Materials provided:
>> START

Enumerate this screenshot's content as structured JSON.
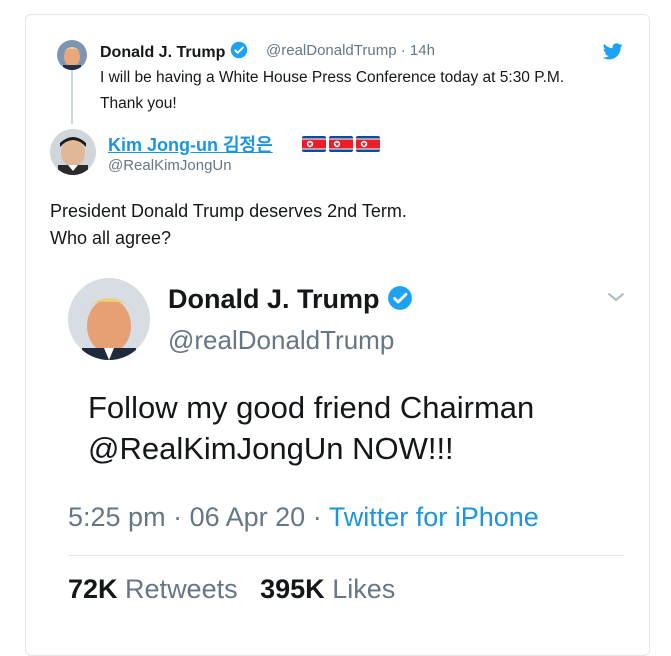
{
  "reply_tweet": {
    "author_name": "Donald J. Trump",
    "author_handle": "@realDonaldTrump",
    "separator": "·",
    "time": "14h",
    "text": "I will be having a White House Press Conference today at 5:30 P.M. Thank you!",
    "verified": true,
    "icon": "twitter-bird-icon"
  },
  "main_tweet": {
    "author_name": "Kim Jong-un 김정은",
    "author_handle": "@RealKimJongUn",
    "flags": [
      "north-korea-flag",
      "north-korea-flag",
      "north-korea-flag"
    ],
    "text_line1": "President Donald Trump deserves 2nd Term.",
    "text_line2": "Who all agree?"
  },
  "embedded_tweet": {
    "author_name": "Donald J. Trump",
    "author_handle": "@realDonaldTrump",
    "text_line1": "Follow my good friend Chairman",
    "text_line2": "@RealKimJongUn NOW!!!",
    "time": "5:25 pm",
    "date": "06 Apr 20",
    "separator": "·",
    "source": "Twitter for iPhone",
    "retweets_count": "72K",
    "retweets_label": "Retweets",
    "likes_count": "395K",
    "likes_label": "Likes"
  },
  "colors": {
    "twitter_blue": "#1da1f2",
    "link_blue": "#1b95e0",
    "muted_gray": "#657786",
    "border": "#e1e8ed"
  }
}
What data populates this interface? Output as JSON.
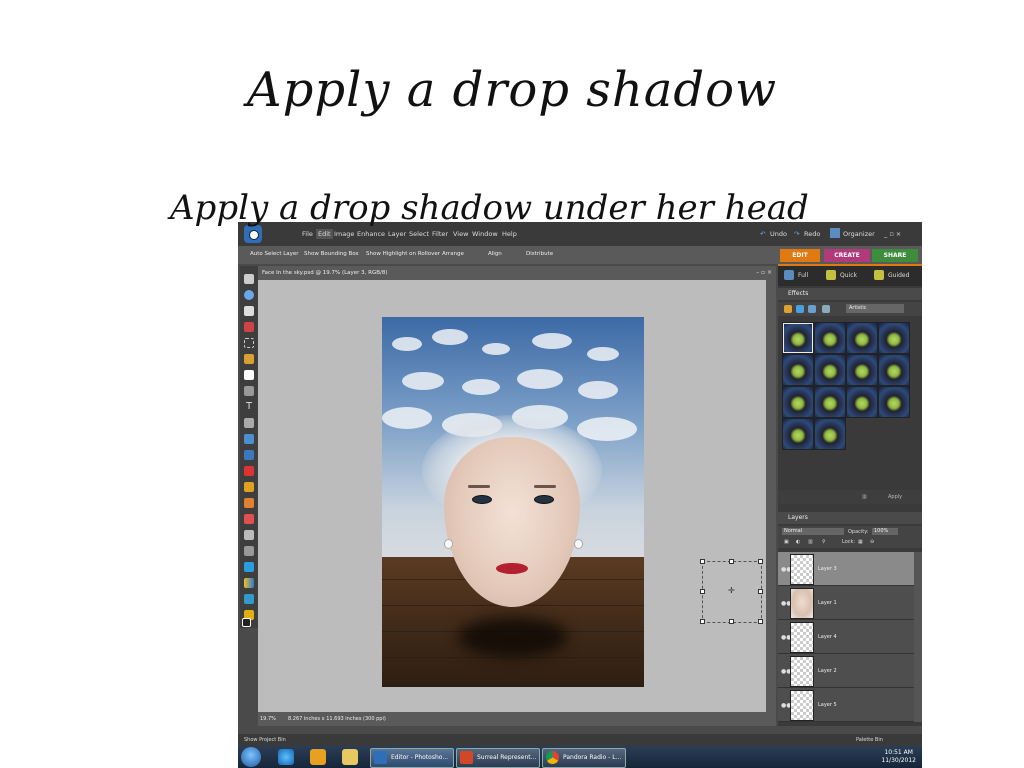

>> END

Task instructions: Every line of the data above should be quoted exactly. Omit the pictures.

Expected output:
Enumerate this screenshot's content as structured JSON.
{
  "reply_tweet": {
    "author_name": "Donald J. Trump",
    "author_handle": "@realDonaldTrump",
    "separator": "·",
    "time": "14h",
    "text": "I will be having a White House Press Conference today at 5:30 P.M. Thank you!",
    "verified": true,
    "icon": "twitter-bird-icon"
  },
  "main_tweet": {
    "author_name": "Kim Jong-un 김정은",
    "author_handle": "@RealKimJongUn",
    "flags": [
      "north-korea-flag",
      "north-korea-flag",
      "north-korea-flag"
    ],
    "text_line1": "President Donald Trump deserves 2nd Term.",
    "text_line2": "Who all agree?"
  },
  "embedded_tweet": {
    "author_name": "Donald J. Trump",
    "author_handle": "@realDonaldTrump",
    "text_line1": "Follow my good friend Chairman",
    "text_line2": "@RealKimJongUn NOW!!!",
    "time": "5:25 pm",
    "date": "06 Apr 20",
    "separator": "·",
    "source": "Twitter for iPhone",
    "retweets_count": "72K",
    "retweets_label": "Retweets",
    "likes_count": "395K",
    "likes_label": "Likes"
  },
  "colors": {
    "twitter_blue": "#1da1f2",
    "link_blue": "#1b95e0",
    "muted_gray": "#657786",
    "border": "#e1e8ed"
  }
}
What data populates this interface? Output as JSON.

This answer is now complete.